Instructions for the task: Report how many lines hold the string "have". Give the number and nothing else.

Given records:
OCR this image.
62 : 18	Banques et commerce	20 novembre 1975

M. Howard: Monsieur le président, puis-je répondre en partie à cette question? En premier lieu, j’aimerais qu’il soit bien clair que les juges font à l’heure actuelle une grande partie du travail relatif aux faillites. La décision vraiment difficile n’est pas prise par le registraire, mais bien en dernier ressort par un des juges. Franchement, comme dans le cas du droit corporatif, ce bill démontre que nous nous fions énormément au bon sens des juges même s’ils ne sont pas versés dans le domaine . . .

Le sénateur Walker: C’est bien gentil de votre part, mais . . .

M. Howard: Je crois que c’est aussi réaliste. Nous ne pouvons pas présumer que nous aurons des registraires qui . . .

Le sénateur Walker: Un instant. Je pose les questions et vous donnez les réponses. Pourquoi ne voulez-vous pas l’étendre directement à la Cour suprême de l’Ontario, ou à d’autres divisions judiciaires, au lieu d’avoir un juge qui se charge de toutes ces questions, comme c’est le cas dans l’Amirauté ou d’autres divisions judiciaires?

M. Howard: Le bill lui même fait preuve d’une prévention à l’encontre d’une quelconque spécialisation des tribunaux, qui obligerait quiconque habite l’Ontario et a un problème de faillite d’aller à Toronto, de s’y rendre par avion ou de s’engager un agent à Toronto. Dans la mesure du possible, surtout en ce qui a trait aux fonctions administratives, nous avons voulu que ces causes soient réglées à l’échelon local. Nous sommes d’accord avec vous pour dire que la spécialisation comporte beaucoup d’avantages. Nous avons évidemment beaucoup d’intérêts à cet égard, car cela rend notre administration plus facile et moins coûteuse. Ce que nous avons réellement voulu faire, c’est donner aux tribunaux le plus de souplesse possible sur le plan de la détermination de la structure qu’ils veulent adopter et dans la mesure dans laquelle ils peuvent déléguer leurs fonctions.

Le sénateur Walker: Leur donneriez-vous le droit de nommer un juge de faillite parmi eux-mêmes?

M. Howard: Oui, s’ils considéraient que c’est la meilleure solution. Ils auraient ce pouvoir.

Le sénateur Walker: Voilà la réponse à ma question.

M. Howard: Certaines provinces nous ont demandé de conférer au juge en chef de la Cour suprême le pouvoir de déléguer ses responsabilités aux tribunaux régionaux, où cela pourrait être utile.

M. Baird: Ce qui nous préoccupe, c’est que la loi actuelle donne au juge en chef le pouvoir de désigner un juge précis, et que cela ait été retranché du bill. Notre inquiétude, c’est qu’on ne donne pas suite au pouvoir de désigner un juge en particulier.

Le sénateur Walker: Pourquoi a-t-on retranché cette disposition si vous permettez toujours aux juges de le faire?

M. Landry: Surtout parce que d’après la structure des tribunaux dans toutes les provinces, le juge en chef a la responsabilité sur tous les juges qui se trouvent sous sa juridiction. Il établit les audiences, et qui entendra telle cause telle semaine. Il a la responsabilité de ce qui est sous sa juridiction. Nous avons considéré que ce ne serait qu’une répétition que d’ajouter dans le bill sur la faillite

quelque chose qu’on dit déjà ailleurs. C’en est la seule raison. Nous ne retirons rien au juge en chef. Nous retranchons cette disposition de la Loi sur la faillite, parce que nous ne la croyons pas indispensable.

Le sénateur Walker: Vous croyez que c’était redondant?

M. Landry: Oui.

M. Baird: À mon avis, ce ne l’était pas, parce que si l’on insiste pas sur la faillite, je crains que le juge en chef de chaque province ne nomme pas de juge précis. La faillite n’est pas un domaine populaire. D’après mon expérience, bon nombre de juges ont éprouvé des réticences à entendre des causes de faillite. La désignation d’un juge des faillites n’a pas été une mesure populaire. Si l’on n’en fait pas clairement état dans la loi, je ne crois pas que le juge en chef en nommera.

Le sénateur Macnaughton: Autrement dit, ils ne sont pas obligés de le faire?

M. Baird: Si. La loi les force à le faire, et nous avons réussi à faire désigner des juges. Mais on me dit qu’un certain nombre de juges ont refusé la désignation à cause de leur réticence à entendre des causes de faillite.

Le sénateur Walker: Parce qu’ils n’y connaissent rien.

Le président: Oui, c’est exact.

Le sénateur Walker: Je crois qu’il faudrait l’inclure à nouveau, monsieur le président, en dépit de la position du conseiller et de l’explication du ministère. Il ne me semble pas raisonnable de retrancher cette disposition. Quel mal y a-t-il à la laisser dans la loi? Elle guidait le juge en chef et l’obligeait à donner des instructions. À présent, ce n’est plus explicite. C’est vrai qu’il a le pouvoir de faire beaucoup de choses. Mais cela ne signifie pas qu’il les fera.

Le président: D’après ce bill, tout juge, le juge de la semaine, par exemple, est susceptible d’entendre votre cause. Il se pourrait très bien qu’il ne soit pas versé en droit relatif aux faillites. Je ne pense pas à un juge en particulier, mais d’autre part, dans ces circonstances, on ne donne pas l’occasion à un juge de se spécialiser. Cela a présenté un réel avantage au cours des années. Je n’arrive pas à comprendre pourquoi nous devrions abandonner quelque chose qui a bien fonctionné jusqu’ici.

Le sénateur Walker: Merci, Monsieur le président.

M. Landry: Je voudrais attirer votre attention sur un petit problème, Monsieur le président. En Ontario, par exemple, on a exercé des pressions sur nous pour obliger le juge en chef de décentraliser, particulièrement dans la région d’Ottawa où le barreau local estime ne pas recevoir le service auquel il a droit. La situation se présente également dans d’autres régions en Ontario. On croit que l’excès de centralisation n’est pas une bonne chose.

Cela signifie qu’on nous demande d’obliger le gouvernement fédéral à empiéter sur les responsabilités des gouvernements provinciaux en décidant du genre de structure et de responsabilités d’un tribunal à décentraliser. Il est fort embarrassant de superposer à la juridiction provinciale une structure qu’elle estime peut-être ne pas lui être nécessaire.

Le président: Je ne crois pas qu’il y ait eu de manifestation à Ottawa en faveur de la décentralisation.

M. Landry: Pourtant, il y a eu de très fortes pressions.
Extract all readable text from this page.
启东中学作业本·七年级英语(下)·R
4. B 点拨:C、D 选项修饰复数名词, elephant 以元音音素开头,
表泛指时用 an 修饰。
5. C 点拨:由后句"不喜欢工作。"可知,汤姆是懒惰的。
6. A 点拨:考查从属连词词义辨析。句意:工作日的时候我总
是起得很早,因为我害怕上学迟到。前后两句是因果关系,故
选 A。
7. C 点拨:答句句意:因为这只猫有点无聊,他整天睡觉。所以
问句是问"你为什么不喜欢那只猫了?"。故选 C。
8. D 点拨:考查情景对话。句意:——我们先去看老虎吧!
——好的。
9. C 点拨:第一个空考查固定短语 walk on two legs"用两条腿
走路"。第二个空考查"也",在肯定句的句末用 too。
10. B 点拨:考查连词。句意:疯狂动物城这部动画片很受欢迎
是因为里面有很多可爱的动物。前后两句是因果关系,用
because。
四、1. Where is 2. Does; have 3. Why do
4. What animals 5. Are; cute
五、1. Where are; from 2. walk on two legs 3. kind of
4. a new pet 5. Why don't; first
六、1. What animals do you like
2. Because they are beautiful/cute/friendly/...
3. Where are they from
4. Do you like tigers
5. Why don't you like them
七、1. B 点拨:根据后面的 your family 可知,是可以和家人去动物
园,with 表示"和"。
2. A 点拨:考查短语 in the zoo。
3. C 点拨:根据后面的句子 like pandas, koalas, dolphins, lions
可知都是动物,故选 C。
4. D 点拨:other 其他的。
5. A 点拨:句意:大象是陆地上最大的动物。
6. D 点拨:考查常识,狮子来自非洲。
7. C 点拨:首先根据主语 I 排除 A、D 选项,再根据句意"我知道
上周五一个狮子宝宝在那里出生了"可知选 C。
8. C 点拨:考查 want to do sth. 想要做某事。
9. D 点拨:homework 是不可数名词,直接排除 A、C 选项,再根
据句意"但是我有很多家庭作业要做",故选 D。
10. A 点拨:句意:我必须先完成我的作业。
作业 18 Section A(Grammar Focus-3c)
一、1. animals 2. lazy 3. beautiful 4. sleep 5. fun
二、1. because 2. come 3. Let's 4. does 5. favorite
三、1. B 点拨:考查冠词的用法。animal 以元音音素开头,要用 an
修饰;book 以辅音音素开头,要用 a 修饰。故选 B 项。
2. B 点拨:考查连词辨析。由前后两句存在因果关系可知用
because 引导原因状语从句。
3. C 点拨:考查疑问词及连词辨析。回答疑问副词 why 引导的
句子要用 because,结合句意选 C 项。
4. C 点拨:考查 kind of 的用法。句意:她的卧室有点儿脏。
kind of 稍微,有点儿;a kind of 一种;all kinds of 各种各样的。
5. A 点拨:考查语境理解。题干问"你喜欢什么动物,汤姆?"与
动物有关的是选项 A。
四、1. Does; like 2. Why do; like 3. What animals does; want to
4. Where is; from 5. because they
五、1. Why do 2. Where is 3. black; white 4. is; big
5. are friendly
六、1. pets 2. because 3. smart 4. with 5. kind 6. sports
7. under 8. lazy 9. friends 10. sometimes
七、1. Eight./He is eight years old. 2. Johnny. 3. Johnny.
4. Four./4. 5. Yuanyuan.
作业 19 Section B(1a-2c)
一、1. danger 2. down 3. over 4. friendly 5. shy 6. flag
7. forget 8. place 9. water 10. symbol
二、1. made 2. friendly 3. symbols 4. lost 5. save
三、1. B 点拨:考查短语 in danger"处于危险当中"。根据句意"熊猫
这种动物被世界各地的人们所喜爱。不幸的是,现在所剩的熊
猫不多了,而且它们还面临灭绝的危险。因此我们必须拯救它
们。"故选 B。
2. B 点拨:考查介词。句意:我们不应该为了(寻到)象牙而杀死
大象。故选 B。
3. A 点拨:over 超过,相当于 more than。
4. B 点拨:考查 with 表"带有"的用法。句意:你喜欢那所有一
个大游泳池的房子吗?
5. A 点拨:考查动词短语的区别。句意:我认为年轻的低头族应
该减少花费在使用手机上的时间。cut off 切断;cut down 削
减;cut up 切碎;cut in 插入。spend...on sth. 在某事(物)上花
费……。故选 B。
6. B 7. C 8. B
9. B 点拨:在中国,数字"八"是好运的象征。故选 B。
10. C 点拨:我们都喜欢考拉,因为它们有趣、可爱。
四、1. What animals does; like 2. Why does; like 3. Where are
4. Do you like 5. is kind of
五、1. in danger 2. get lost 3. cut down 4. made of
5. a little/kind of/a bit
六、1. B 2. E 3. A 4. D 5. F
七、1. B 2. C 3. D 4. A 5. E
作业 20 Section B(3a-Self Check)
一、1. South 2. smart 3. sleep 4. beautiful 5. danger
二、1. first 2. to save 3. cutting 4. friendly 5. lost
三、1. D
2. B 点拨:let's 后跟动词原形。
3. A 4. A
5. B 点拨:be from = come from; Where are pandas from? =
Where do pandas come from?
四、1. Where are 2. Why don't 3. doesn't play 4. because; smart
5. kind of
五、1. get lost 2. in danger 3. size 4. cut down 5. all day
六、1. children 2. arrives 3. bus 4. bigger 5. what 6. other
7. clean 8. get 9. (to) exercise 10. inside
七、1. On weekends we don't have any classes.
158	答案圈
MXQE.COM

Output of the task: 2